### [REQUIREMENT]
Only the number is wanted: tally the lines below that contain the word "Developer".

[Collected data]
○ ○ ○

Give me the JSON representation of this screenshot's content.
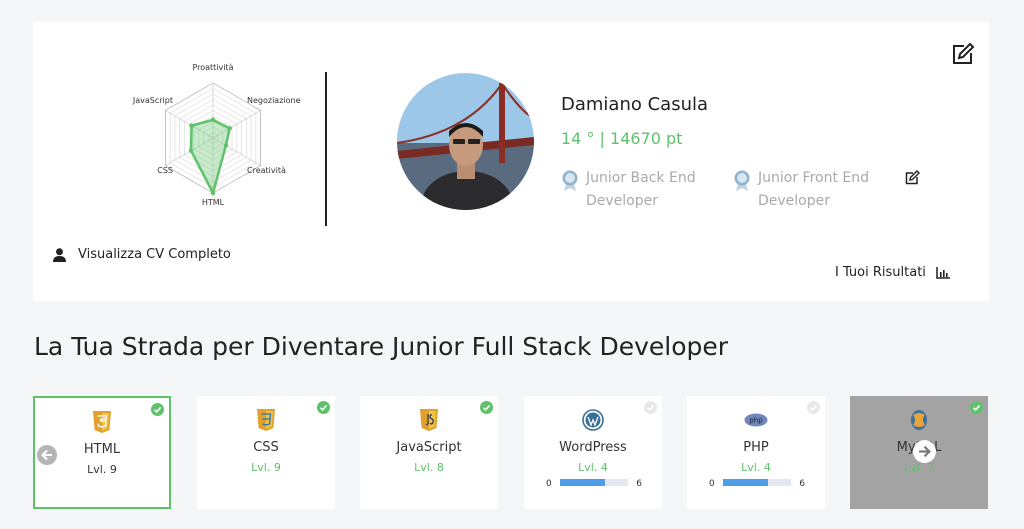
{
  "profile": {
    "name": "Damiano Casula",
    "score": "14 ° | 14670 pt",
    "badges": [
      {
        "label": "Junior Back End Developer"
      },
      {
        "label": "Junior Front End Developer"
      }
    ],
    "cv_link": "Visualizza CV Completo",
    "results_link": "I Tuoi Risultati"
  },
  "chart_data": {
    "type": "radar",
    "axes": [
      "Proattività",
      "Negoziazione",
      "Creatività",
      "HTML",
      "CSS",
      "JavaScript"
    ],
    "values": [
      0.33,
      0.35,
      0.27,
      1.0,
      0.46,
      0.45
    ],
    "max": 1,
    "grid_levels": 10,
    "color": "#5ec26a"
  },
  "roadmap": {
    "title": "La Tua Strada per Diventare Junior Full Stack Developer",
    "skills": [
      {
        "name": "HTML",
        "level": "Lvl. 9",
        "icon": "html5-icon",
        "done": true
      },
      {
        "name": "CSS",
        "level": "Lvl. 9",
        "icon": "css3-icon",
        "done": true
      },
      {
        "name": "JavaScript",
        "level": "Lvl. 8",
        "icon": "js-icon",
        "done": true
      },
      {
        "name": "WordPress",
        "level": "Lvl. 4",
        "icon": "wordpress-icon",
        "done": false,
        "progress": {
          "min": "0",
          "max": "6",
          "value": 4
        }
      },
      {
        "name": "PHP",
        "level": "Lvl. 4",
        "icon": "php-icon",
        "done": false,
        "progress": {
          "min": "0",
          "max": "6",
          "value": 4
        }
      },
      {
        "name": "MySQL",
        "level": "Lvl. 7",
        "icon": "mysql-icon",
        "done": true
      }
    ]
  },
  "colors": {
    "accent": "#5ec26a",
    "progress": "#4f9ee8",
    "background": "#f5f6f8"
  }
}
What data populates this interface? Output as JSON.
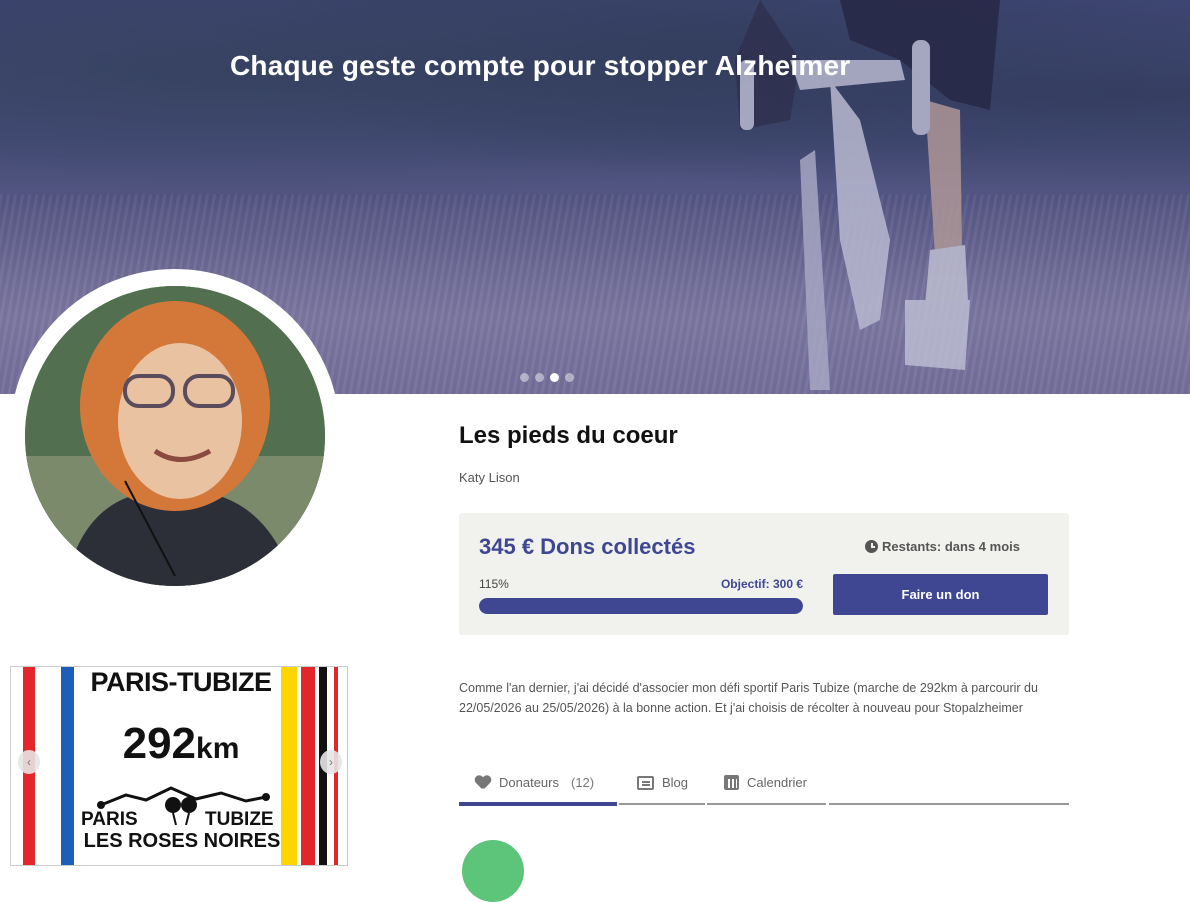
{
  "hero": {
    "title": "Chaque geste compte pour stopper Alzheimer",
    "slides": {
      "count": 4,
      "active_index": 2
    }
  },
  "profile": {
    "photo": "organizer-photo"
  },
  "campaign": {
    "title": "Les pieds du coeur",
    "author": "Katy Lison",
    "amount_label": "345 € Dons collectés",
    "remaining_label": "Restants: dans 4 mois",
    "progress_percent_label": "115%",
    "progress_fraction": 1.0,
    "goal_label": "Objectif: 300 €",
    "donate_button": "Faire un don",
    "description": "Comme l'an dernier, j'ai décidé d'associer mon défi sportif Paris Tubize (marche de 292km à parcourir du 22/05/2026 au 25/05/2026) à la bonne action. Et j'ai choisis de récolter à nouveau pour Stopalzheimer"
  },
  "tabs": [
    {
      "label": "Donateurs",
      "count": "(12)",
      "icon": "heart-icon",
      "active": true
    },
    {
      "label": "Blog",
      "icon": "newspaper-icon",
      "active": false
    },
    {
      "label": "Calendrier",
      "icon": "calendar-icon",
      "active": false
    }
  ],
  "poster": {
    "title": "PARIS-TUBIZE",
    "distance": "292",
    "unit": "km",
    "left_city": "PARIS",
    "right_city": "TUBIZE",
    "subtitle": "LES ROSES NOIRES"
  },
  "colors": {
    "primary": "#3f4793",
    "card_bg": "#f1f2ee",
    "avatar_placeholder_green": "#5cc57a"
  }
}
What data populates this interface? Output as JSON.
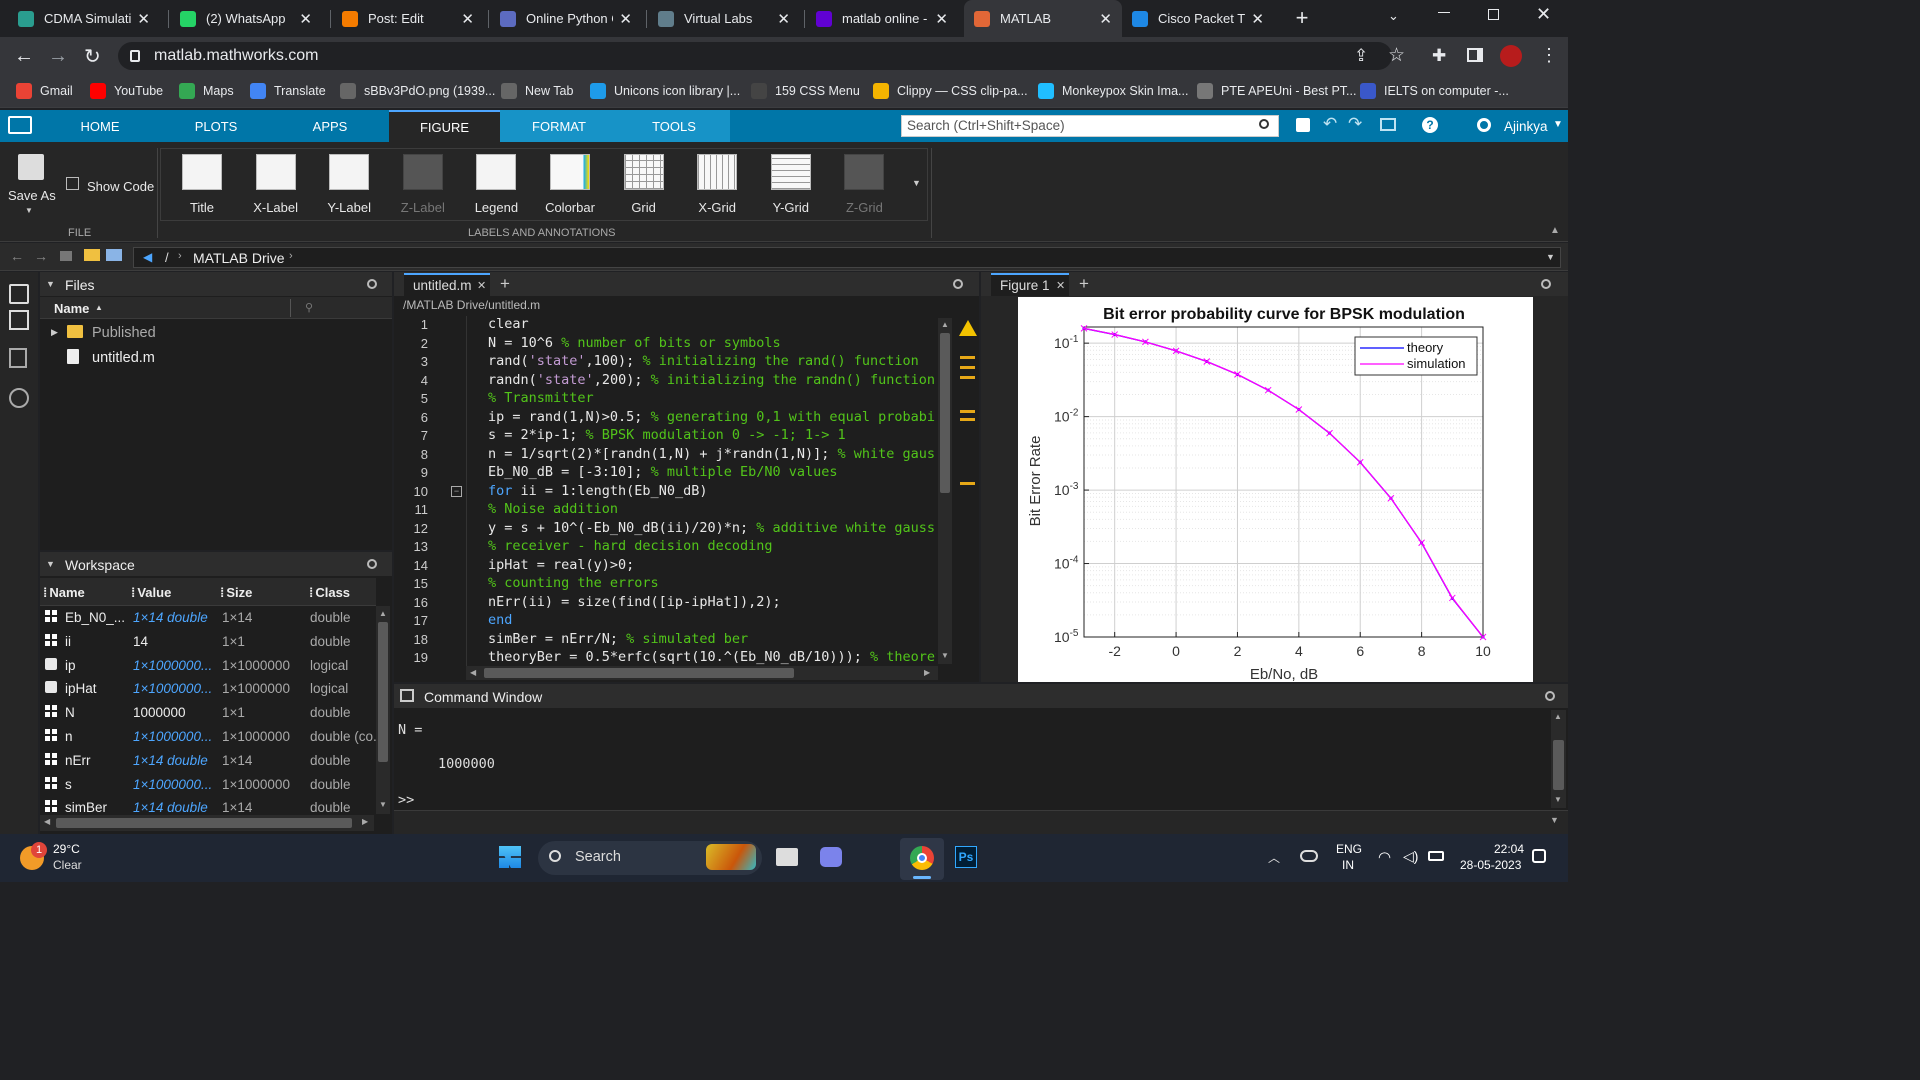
{
  "browser": {
    "tabs": [
      {
        "title": "CDMA Simulation",
        "icon": "cdma-icon",
        "color": "#2a9d8f"
      },
      {
        "title": "(2) WhatsApp",
        "icon": "whatsapp-icon",
        "color": "#25d366"
      },
      {
        "title": "Post: Edit",
        "icon": "blogger-icon",
        "color": "#f57c00"
      },
      {
        "title": "Online Python Co",
        "icon": "python-icon",
        "color": "#5c6bc0"
      },
      {
        "title": "Virtual Labs",
        "icon": "virtual-labs-icon",
        "color": "#607d8b"
      },
      {
        "title": "matlab online - Y",
        "icon": "yahoo-icon",
        "color": "#6001d2"
      },
      {
        "title": "MATLAB",
        "icon": "matlab-icon",
        "color": "#e16737"
      },
      {
        "title": "Cisco Packet Trac",
        "icon": "cisco-icon",
        "color": "#1e88e5"
      }
    ],
    "url": "matlab.mathworks.com",
    "bookmarks": [
      {
        "label": "Gmail",
        "color": "#ea4335"
      },
      {
        "label": "YouTube",
        "color": "#ff0000"
      },
      {
        "label": "Maps",
        "color": "#34a853"
      },
      {
        "label": "Translate",
        "color": "#4285f4"
      },
      {
        "label": "sBBv3PdO.png (1939...",
        "color": "#666666"
      },
      {
        "label": "New Tab",
        "color": "#666666"
      },
      {
        "label": "Unicons icon library |...",
        "color": "#1e9be9"
      },
      {
        "label": "159 CSS Menu",
        "color": "#444444"
      },
      {
        "label": "Clippy — CSS clip-pa...",
        "color": "#f4b400"
      },
      {
        "label": "Monkeypox Skin Ima...",
        "color": "#20beff"
      },
      {
        "label": "PTE APEUni - Best PT...",
        "color": "#777777"
      },
      {
        "label": "IELTS on computer -...",
        "color": "#3a58c9"
      }
    ]
  },
  "matlab": {
    "nav": [
      "HOME",
      "PLOTS",
      "APPS",
      "FIGURE",
      "FORMAT",
      "TOOLS"
    ],
    "search_placeholder": "Search (Ctrl+Shift+Space)",
    "user": "Ajinkya",
    "file_section": {
      "save_as": "Save As",
      "show_code": "Show Code",
      "section": "FILE"
    },
    "tools": [
      "Title",
      "X-Label",
      "Y-Label",
      "Z-Label",
      "Legend",
      "Colorbar",
      "Grid",
      "X-Grid",
      "Y-Grid",
      "Z-Grid"
    ],
    "tools_section": "LABELS AND ANNOTATIONS",
    "path": {
      "sep": "/",
      "drive": "MATLAB Drive"
    },
    "files": {
      "title": "Files",
      "col_name": "Name",
      "items": [
        "Published",
        "untitled.m"
      ]
    },
    "workspace": {
      "title": "Workspace",
      "cols": [
        "Name",
        "Value",
        "Size",
        "Class"
      ],
      "rows": [
        {
          "name": "Eb_N0_...",
          "value": "1×14 double",
          "size": "1×14",
          "class": "double",
          "link": true,
          "icon": "grid"
        },
        {
          "name": "ii",
          "value": "14",
          "size": "1×1",
          "class": "double",
          "link": false,
          "icon": "grid"
        },
        {
          "name": "ip",
          "value": "1×1000000...",
          "size": "1×1000000",
          "class": "logical",
          "link": true,
          "icon": "check"
        },
        {
          "name": "ipHat",
          "value": "1×1000000...",
          "size": "1×1000000",
          "class": "logical",
          "link": true,
          "icon": "check"
        },
        {
          "name": "N",
          "value": "1000000",
          "size": "1×1",
          "class": "double",
          "link": false,
          "icon": "grid"
        },
        {
          "name": "n",
          "value": "1×1000000...",
          "size": "1×1000000",
          "class": "double (co...",
          "link": true,
          "icon": "grid"
        },
        {
          "name": "nErr",
          "value": "1×14 double",
          "size": "1×14",
          "class": "double",
          "link": true,
          "icon": "grid"
        },
        {
          "name": "s",
          "value": "1×1000000...",
          "size": "1×1000000",
          "class": "double",
          "link": true,
          "icon": "grid"
        },
        {
          "name": "simBer",
          "value": "1×14 double",
          "size": "1×14",
          "class": "double",
          "link": true,
          "icon": "grid"
        }
      ]
    },
    "editor": {
      "tab": "untitled.m",
      "path": "/MATLAB Drive/untitled.m",
      "lines": [
        "clear",
        "N = 10^6 % number of bits or symbols",
        "rand('state',100); % initializing the rand() function",
        "randn('state',200); % initializing the randn() function",
        "% Transmitter",
        "ip = rand(1,N)>0.5; % generating 0,1 with equal probabili",
        "s = 2*ip-1; % BPSK modulation 0 -> -1; 1-> 1",
        "n = 1/sqrt(2)*[randn(1,N) + j*randn(1,N)]; % white gaussi",
        "Eb_N0_dB = [-3:10]; % multiple Eb/N0 values",
        "for ii = 1:length(Eb_N0_dB)",
        "% Noise addition",
        "y = s + 10^(-Eb_N0_dB(ii)/20)*n; % additive white gaussia",
        "% receiver - hard decision decoding",
        "ipHat = real(y)>0;",
        "% counting the errors",
        "nErr(ii) = size(find([ip-ipHat]),2);",
        "end",
        "simBer = nErr/N; % simulated ber",
        "theoryBer = 0.5*erfc(sqrt(10.^(Eb_N0_dB/10))); % theoreti"
      ]
    },
    "command_window": {
      "title": "Command Window",
      "out1": "N =",
      "out2": "1000000",
      "prompt": ">>"
    },
    "figure": {
      "tab": "Figure 1"
    }
  },
  "chart_data": {
    "type": "line",
    "title": "Bit error probability curve for BPSK modulation",
    "xlabel": "Eb/No, dB",
    "ylabel": "Bit Error Rate",
    "xlim": [
      -3,
      10
    ],
    "ylim": [
      1e-05,
      1
    ],
    "yscale": "log",
    "grid": true,
    "legend_position": "top-right",
    "x": [
      -3,
      -2,
      -1,
      0,
      1,
      2,
      3,
      4,
      5,
      6,
      7,
      8,
      9,
      10
    ],
    "series": [
      {
        "name": "theory",
        "color": "#0000ff",
        "marker": ".",
        "values": [
          0.1587,
          0.1309,
          0.104,
          0.0786,
          0.0563,
          0.0375,
          0.0229,
          0.0125,
          0.00595,
          0.00239,
          0.000773,
          0.000191,
          3.36e-05,
          3.87e-06
        ]
      },
      {
        "name": "simulation",
        "color": "#ff00ff",
        "marker": "x",
        "values": [
          0.1588,
          0.131,
          0.104,
          0.0786,
          0.0563,
          0.0376,
          0.0229,
          0.0125,
          0.00596,
          0.00239,
          0.000775,
          0.000192,
          3.4e-05,
          3.6e-06
        ]
      }
    ],
    "xticks": [
      "-2",
      "0",
      "2",
      "4",
      "6",
      "8",
      "10"
    ],
    "yticks": [
      "10",
      "10",
      "10",
      "10",
      "10"
    ],
    "yticks_exp": [
      "-1",
      "-2",
      "-3",
      "-4",
      "-5"
    ]
  },
  "taskbar": {
    "temp": "29°C",
    "weather": "Clear",
    "search": "Search",
    "lang1": "ENG",
    "lang2": "IN",
    "time": "22:04",
    "date": "28-05-2023",
    "weather_badge": "1"
  }
}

○ ○ ○

### [EXPECTED ANSWER]
3